*EXERCISE AIM*
Pictures appear in the records below; write out everything else exactly.

----- RECORDS FOR THIS TASK -----

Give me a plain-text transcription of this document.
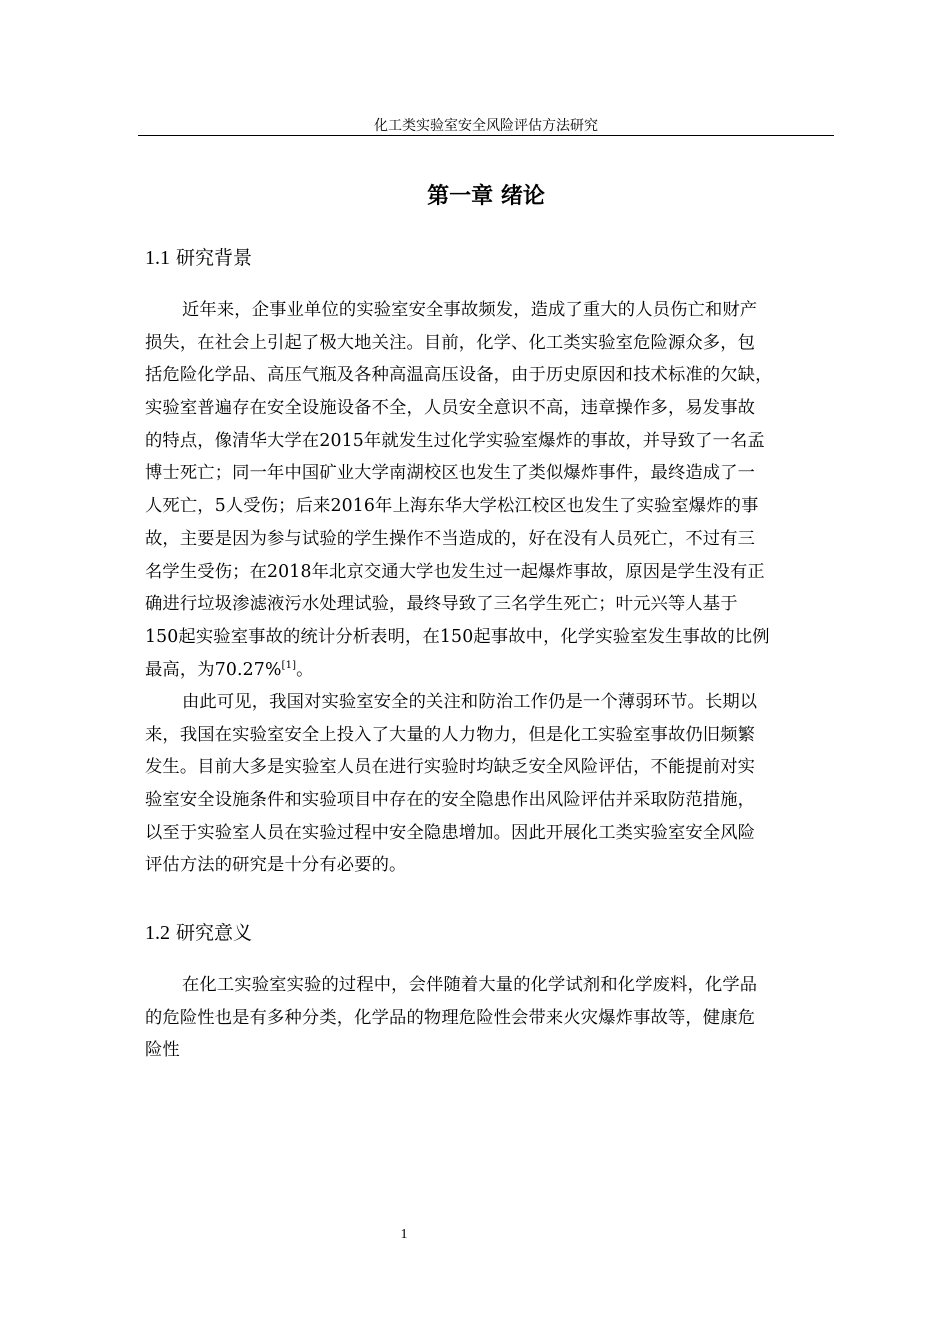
化工类实验室安全风险评估方法研究
第一章 绪论
1.1 研究背景
近年来，企事业单位的实验室安全事故频发，造成了重大的人员伤亡和财产
损失，在社会上引起了极大地关注。目前，化学、化工类实验室危险源众多，包
括危险化学品、高压气瓶及各种高温高压设备，由于历史原因和技术标准的欠缺，
实验室普遍存在安全设施设备不全，人员安全意识不高，违章操作多，易发事故
的特点，像清华大学在2015年就发生过化学实验室爆炸的事故，并导致了一名孟
博士死亡；同一年中国矿业大学南湖校区也发生了类似爆炸事件，最终造成了一
人死亡，5人受伤；后来2016年上海东华大学松江校区也发生了实验室爆炸的事
故，主要是因为参与试验的学生操作不当造成的，好在没有人员死亡，不过有三
名学生受伤；在2018年北京交通大学也发生过一起爆炸事故，原因是学生没有正
确进行垃圾渗滤液污水处理试验，最终导致了三名学生死亡；叶元兴等人基于
150起实验室事故的统计分析表明，在150起事故中，化学实验室发生事故的比例
最高，为70.27%[1]。
由此可见，我国对实验室安全的关注和防治工作仍是一个薄弱环节。长期以
来，我国在实验室安全上投入了大量的人力物力，但是化工实验室事故仍旧频繁
发生。目前大多是实验室人员在进行实验时均缺乏安全风险评估，不能提前对实
验室安全设施条件和实验项目中存在的安全隐患作出风险评估并采取防范措施，
以至于实验室人员在实验过程中安全隐患增加。因此开展化工类实验室安全风险
评估方法的研究是十分有必要的。
1.2 研究意义
在化工实验室实验的过程中，会伴随着大量的化学试剂和化学废料，化学品
的危险性也是有多种分类，化学品的物理危险性会带来火灾爆炸事故等，健康危
险性
1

-----

*THE RESULT*
Give me a plain-text transcription of this document.
化工类实验室安全风险评估方法研究
第一章 绪论
1.1 研究背景
近年来，企事业单位的实验室安全事故频发，造成了重大的人员伤亡和财产
损失，在社会上引起了极大地关注。目前，化学、化工类实验室危险源众多，包
括危险化学品、高压气瓶及各种高温高压设备，由于历史原因和技术标准的欠缺，
实验室普遍存在安全设施设备不全，人员安全意识不高，违章操作多，易发事故
的特点，像清华大学在2015年就发生过化学实验室爆炸的事故，并导致了一名孟
博士死亡；同一年中国矿业大学南湖校区也发生了类似爆炸事件，最终造成了一
人死亡，5人受伤；后来2016年上海东华大学松江校区也发生了实验室爆炸的事
故，主要是因为参与试验的学生操作不当造成的，好在没有人员死亡，不过有三
名学生受伤；在2018年北京交通大学也发生过一起爆炸事故，原因是学生没有正
确进行垃圾渗滤液污水处理试验，最终导致了三名学生死亡；叶元兴等人基于
150起实验室事故的统计分析表明，在150起事故中，化学实验室发生事故的比例
最高，为70.27%[1]。
由此可见，我国对实验室安全的关注和防治工作仍是一个薄弱环节。长期以
来，我国在实验室安全上投入了大量的人力物力，但是化工实验室事故仍旧频繁
发生。目前大多是实验室人员在进行实验时均缺乏安全风险评估，不能提前对实
验室安全设施条件和实验项目中存在的安全隐患作出风险评估并采取防范措施，
以至于实验室人员在实验过程中安全隐患增加。因此开展化工类实验室安全风险
评估方法的研究是十分有必要的。
1.2 研究意义
在化工实验室实验的过程中，会伴随着大量的化学试剂和化学废料，化学品
的危险性也是有多种分类，化学品的物理危险性会带来火灾爆炸事故等，健康危
险性
1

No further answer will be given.